Reproduce the records below exactly as they appear.

_SOURCE DATA_
= = =

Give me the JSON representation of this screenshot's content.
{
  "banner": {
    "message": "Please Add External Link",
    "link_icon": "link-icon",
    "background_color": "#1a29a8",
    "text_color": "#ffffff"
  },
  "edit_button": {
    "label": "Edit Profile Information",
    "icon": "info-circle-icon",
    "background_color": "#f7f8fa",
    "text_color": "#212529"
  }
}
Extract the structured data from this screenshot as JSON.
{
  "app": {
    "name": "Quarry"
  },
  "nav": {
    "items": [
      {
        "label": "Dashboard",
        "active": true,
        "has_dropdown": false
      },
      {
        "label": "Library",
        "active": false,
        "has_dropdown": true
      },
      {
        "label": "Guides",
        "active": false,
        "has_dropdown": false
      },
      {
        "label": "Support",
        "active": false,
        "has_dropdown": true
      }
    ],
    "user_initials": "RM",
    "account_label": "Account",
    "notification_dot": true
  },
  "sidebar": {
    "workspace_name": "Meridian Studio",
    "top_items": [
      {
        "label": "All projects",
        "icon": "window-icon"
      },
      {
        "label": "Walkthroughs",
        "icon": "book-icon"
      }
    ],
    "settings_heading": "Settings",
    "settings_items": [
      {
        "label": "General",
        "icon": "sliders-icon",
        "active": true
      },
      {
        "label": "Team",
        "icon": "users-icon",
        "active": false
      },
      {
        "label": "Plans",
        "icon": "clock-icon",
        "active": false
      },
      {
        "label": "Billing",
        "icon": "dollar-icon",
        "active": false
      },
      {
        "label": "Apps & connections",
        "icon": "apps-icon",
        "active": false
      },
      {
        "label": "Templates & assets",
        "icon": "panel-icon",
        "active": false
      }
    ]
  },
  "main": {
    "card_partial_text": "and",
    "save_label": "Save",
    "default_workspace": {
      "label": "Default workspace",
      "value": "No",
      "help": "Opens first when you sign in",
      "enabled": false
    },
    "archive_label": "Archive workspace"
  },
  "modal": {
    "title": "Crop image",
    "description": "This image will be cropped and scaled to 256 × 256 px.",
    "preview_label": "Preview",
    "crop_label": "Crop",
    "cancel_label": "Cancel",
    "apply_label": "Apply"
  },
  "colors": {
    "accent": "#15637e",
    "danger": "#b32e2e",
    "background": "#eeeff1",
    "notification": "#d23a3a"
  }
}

= = =

_RESPONSE TO THE EXERCISE_
Give me the JSON representation of this screenshot's content.
{
  "banner": {
    "message": "Please Add External Link",
    "link_icon": "link-icon",
    "background_color": "#1a29a8",
    "text_color": "#ffffff"
  },
  "edit_button": {
    "label": "Edit Profile Information",
    "icon": "info-circle-icon",
    "background_color": "#f7f8fa",
    "text_color": "#212529"
  }
}
Extract the structured data from this screenshot as JSON.
{
  "app": {
    "name": "Quarry"
  },
  "nav": {
    "items": [
      {
        "label": "Dashboard",
        "active": true,
        "has_dropdown": false
      },
      {
        "label": "Library",
        "active": false,
        "has_dropdown": true
      },
      {
        "label": "Guides",
        "active": false,
        "has_dropdown": false
      },
      {
        "label": "Support",
        "active": false,
        "has_dropdown": true
      }
    ],
    "user_initials": "RM",
    "account_label": "Account",
    "notification_dot": true
  },
  "sidebar": {
    "workspace_name": "Meridian Studio",
    "top_items": [
      {
        "label": "All projects",
        "icon": "window-icon"
      },
      {
        "label": "Walkthroughs",
        "icon": "book-icon"
      }
    ],
    "settings_heading": "Settings",
    "settings_items": [
      {
        "label": "General",
        "icon": "sliders-icon",
        "active": true
      },
      {
        "label": "Team",
        "icon": "users-icon",
        "active": false
      },
      {
        "label": "Plans",
        "icon": "clock-icon",
        "active": false
      },
      {
        "label": "Billing",
        "icon": "dollar-icon",
        "active": false
      },
      {
        "label": "Apps & connections",
        "icon": "apps-icon",
        "active": false
      },
      {
        "label": "Templates & assets",
        "icon": "panel-icon",
        "active": false
      }
    ]
  },
  "main": {
    "card_partial_text": "and",
    "save_label": "Save",
    "default_workspace": {
      "label": "Default workspace",
      "value": "No",
      "help": "Opens first when you sign in",
      "enabled": false
    },
    "archive_label": "Archive workspace"
  },
  "modal": {
    "title": "Crop image",
    "description": "This image will be cropped and scaled to 256 × 256 px.",
    "preview_label": "Preview",
    "crop_label": "Crop",
    "cancel_label": "Cancel",
    "apply_label": "Apply"
  },
  "colors": {
    "accent": "#15637e",
    "danger": "#b32e2e",
    "background": "#eeeff1",
    "notification": "#d23a3a"
  }
}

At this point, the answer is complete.